Copy every record word for word.

************

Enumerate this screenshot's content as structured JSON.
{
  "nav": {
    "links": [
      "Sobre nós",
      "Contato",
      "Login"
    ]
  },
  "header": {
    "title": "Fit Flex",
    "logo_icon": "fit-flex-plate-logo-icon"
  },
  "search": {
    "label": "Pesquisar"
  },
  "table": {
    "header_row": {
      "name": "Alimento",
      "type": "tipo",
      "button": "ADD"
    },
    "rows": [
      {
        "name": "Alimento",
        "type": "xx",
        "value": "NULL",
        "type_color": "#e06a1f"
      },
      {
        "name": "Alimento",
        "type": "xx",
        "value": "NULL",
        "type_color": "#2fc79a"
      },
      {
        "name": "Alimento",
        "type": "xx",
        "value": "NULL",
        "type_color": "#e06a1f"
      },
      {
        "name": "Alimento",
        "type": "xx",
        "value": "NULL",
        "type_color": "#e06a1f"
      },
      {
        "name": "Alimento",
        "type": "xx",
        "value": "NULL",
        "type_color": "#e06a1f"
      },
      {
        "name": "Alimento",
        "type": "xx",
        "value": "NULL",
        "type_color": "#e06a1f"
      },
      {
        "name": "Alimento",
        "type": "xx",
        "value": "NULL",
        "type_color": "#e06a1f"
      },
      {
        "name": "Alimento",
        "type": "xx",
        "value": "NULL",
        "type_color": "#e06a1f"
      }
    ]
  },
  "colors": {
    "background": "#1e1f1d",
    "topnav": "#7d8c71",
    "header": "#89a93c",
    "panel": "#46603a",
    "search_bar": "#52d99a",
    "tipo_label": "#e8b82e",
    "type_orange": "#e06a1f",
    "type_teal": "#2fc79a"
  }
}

************

_Written response_.
Enumerate this screenshot's content as structured JSON.
{
  "nav": {
    "links": [
      "Sobre nós",
      "Contato",
      "Login"
    ]
  },
  "header": {
    "title": "Fit Flex",
    "logo_icon": "fit-flex-plate-logo-icon"
  },
  "search": {
    "label": "Pesquisar"
  },
  "table": {
    "header_row": {
      "name": "Alimento",
      "type": "tipo",
      "button": "ADD"
    },
    "rows": [
      {
        "name": "Alimento",
        "type": "xx",
        "value": "NULL",
        "type_color": "#e06a1f"
      },
      {
        "name": "Alimento",
        "type": "xx",
        "value": "NULL",
        "type_color": "#2fc79a"
      },
      {
        "name": "Alimento",
        "type": "xx",
        "value": "NULL",
        "type_color": "#e06a1f"
      },
      {
        "name": "Alimento",
        "type": "xx",
        "value": "NULL",
        "type_color": "#e06a1f"
      },
      {
        "name": "Alimento",
        "type": "xx",
        "value": "NULL",
        "type_color": "#e06a1f"
      },
      {
        "name": "Alimento",
        "type": "xx",
        "value": "NULL",
        "type_color": "#e06a1f"
      },
      {
        "name": "Alimento",
        "type": "xx",
        "value": "NULL",
        "type_color": "#e06a1f"
      },
      {
        "name": "Alimento",
        "type": "xx",
        "value": "NULL",
        "type_color": "#e06a1f"
      }
    ]
  },
  "colors": {
    "background": "#1e1f1d",
    "topnav": "#7d8c71",
    "header": "#89a93c",
    "panel": "#46603a",
    "search_bar": "#52d99a",
    "tipo_label": "#e8b82e",
    "type_orange": "#e06a1f",
    "type_teal": "#2fc79a"
  }
}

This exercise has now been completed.